**Task instructions**. Everything in the listing should be restated word for word.

(Extracted records)
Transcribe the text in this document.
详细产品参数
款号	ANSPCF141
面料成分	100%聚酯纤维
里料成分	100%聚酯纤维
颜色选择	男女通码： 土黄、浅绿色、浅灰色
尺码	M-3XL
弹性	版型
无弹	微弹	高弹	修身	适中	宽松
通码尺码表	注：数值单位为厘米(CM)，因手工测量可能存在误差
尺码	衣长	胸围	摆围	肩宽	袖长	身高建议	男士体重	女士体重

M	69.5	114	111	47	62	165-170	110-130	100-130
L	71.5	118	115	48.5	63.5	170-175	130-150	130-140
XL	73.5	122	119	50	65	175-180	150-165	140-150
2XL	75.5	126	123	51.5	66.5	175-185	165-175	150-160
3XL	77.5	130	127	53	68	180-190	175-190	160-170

**Solution to this problem**.
Transcribe the text in this document.
详细产品参数
款号	ANSPCF141
面料成分	100%聚酯纤维
里料成分	100%聚酯纤维
颜色选择	男女通码： 土黄、浅绿色、浅灰色
尺码	M-3XL
弹性	版型
无弹	微弹	高弹	修身	适中	宽松
通码尺码表	注：数值单位为厘米(CM)，因手工测量可能存在误差
尺码	衣长	胸围	摆围	肩宽	袖长	身高建议	男士体重	女士体重

M	69.5	114	111	47	62	165-170	110-130	100-130
L	71.5	118	115	48.5	63.5	170-175	130-150	130-140
XL	73.5	122	119	50	65	175-180	150-165	140-150
2XL	75.5	126	123	51.5	66.5	175-185	165-175	150-160
3XL	77.5	130	127	53	68	180-190	175-190	160-170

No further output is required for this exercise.